Lines of data:
___

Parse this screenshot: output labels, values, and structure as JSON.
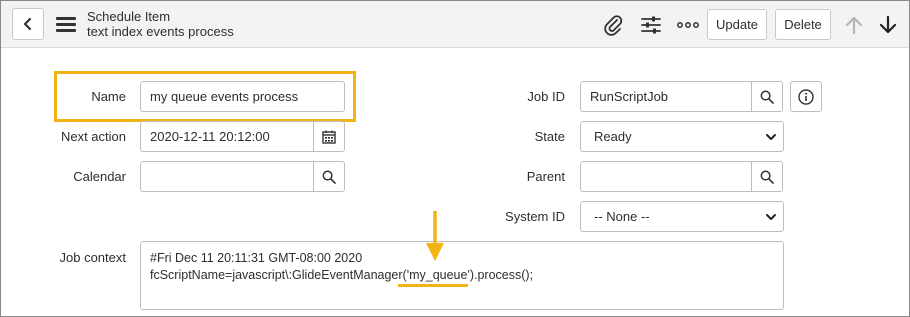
{
  "header": {
    "title": "Schedule Item",
    "subtitle": "text index events process",
    "update_label": "Update",
    "delete_label": "Delete",
    "icons": [
      "back-icon",
      "hamburger-icon",
      "paperclip-icon",
      "sliders-icon",
      "more-icon",
      "up-arrow-icon",
      "down-arrow-icon"
    ]
  },
  "form": {
    "name": {
      "label": "Name",
      "value": "my queue events process"
    },
    "next_action": {
      "label": "Next action",
      "value": "2020-12-11 20:12:00"
    },
    "calendar": {
      "label": "Calendar",
      "value": ""
    },
    "job_id": {
      "label": "Job ID",
      "value": "RunScriptJob"
    },
    "state": {
      "label": "State",
      "value": "Ready"
    },
    "parent": {
      "label": "Parent",
      "value": ""
    },
    "system_id": {
      "label": "System ID",
      "value": "-- None --"
    },
    "job_context": {
      "label": "Job context",
      "line1": "#Fri Dec 11 20:11:31 GMT-08:00 2020",
      "line2": "fcScriptName=javascript\\:GlideEventManager('my_queue').process();"
    }
  },
  "annotation": {
    "color": "#f2b314"
  }
}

___

PROBLEM DETAILS: Reproduce all of the data exactly; the pictures do not belong in the copy.

EXPECTED ANSWER:
Parse this screenshot: output labels, values, and structure as JSON.
{
  "header": {
    "title": "Schedule Item",
    "subtitle": "text index events process",
    "update_label": "Update",
    "delete_label": "Delete",
    "icons": [
      "back-icon",
      "hamburger-icon",
      "paperclip-icon",
      "sliders-icon",
      "more-icon",
      "up-arrow-icon",
      "down-arrow-icon"
    ]
  },
  "form": {
    "name": {
      "label": "Name",
      "value": "my queue events process"
    },
    "next_action": {
      "label": "Next action",
      "value": "2020-12-11 20:12:00"
    },
    "calendar": {
      "label": "Calendar",
      "value": ""
    },
    "job_id": {
      "label": "Job ID",
      "value": "RunScriptJob"
    },
    "state": {
      "label": "State",
      "value": "Ready"
    },
    "parent": {
      "label": "Parent",
      "value": ""
    },
    "system_id": {
      "label": "System ID",
      "value": "-- None --"
    },
    "job_context": {
      "label": "Job context",
      "line1": "#Fri Dec 11 20:11:31 GMT-08:00 2020",
      "line2": "fcScriptName=javascript\\:GlideEventManager('my_queue').process();"
    }
  },
  "annotation": {
    "color": "#f2b314"
  }
}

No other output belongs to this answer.